** What to produce **
Reproduce the rows below word for word, from the first row through the row holding "Point xyxy=(139,594,162,608)", with both of those rows included.

** Excerpted records **
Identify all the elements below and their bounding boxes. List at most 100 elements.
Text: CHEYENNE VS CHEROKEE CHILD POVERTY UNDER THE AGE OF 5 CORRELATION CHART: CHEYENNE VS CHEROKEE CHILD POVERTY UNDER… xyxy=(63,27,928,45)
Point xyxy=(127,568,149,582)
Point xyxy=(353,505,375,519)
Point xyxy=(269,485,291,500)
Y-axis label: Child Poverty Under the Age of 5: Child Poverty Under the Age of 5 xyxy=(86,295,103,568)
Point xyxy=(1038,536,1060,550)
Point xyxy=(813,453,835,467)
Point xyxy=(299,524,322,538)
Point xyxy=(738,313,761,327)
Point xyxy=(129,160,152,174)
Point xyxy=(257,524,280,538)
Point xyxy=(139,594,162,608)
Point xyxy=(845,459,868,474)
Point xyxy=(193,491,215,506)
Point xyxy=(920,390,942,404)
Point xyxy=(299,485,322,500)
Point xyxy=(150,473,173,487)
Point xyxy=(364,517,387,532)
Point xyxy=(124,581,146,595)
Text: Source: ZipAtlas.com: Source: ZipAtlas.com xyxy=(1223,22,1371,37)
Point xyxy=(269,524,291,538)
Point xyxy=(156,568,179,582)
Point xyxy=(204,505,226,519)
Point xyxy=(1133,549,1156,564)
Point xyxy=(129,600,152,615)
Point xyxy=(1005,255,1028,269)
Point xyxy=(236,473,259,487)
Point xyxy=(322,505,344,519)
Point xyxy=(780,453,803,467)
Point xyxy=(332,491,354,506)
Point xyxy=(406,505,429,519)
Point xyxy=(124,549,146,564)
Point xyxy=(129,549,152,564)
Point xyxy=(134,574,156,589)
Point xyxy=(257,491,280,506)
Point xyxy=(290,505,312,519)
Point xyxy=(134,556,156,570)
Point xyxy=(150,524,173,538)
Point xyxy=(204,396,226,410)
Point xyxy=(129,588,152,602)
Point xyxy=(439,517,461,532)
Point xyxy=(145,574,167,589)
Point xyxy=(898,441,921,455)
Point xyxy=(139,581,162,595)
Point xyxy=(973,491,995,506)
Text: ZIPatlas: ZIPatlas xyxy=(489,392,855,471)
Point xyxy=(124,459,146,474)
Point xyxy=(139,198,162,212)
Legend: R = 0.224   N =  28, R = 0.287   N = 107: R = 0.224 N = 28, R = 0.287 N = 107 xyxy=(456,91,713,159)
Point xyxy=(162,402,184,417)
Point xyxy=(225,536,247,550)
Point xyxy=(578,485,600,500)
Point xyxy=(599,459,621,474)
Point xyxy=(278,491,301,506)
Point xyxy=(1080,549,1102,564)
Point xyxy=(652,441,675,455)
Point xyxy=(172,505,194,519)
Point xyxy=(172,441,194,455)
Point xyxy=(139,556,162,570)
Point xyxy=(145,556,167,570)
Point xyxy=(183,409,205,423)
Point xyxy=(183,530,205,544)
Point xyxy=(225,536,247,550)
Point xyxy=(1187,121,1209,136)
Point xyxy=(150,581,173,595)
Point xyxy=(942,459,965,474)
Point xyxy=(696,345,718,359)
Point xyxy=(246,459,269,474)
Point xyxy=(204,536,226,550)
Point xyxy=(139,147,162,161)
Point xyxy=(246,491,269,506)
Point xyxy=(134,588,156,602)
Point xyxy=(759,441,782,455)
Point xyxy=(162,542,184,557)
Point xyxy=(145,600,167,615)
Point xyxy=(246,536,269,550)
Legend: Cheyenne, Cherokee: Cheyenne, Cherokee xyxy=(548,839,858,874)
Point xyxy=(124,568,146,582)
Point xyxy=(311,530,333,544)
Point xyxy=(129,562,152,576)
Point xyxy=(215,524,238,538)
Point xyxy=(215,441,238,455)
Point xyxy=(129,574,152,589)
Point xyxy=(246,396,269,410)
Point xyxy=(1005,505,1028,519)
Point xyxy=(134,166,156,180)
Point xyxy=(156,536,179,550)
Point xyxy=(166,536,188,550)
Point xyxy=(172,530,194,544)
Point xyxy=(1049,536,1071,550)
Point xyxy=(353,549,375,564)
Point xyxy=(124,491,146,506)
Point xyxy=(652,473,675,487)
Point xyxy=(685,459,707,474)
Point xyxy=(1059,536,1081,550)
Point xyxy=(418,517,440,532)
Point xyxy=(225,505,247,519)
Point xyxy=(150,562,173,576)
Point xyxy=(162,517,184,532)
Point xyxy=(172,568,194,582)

** Complete output **
Identify all the elements below and their bounding boxes. List at most 100 elements.
Text: CHEYENNE VS CHEROKEE CHILD POVERTY UNDER THE AGE OF 5 CORRELATION CHART: CHEYENNE VS CHEROKEE CHILD POVERTY UNDER… xyxy=(63,27,928,45)
Point xyxy=(127,568,149,582)
Point xyxy=(353,505,375,519)
Point xyxy=(269,485,291,500)
Y-axis label: Child Poverty Under the Age of 5: Child Poverty Under the Age of 5 xyxy=(86,295,103,568)
Point xyxy=(1038,536,1060,550)
Point xyxy=(813,453,835,467)
Point xyxy=(299,524,322,538)
Point xyxy=(738,313,761,327)
Point xyxy=(129,160,152,174)
Point xyxy=(257,524,280,538)
Point xyxy=(139,594,162,608)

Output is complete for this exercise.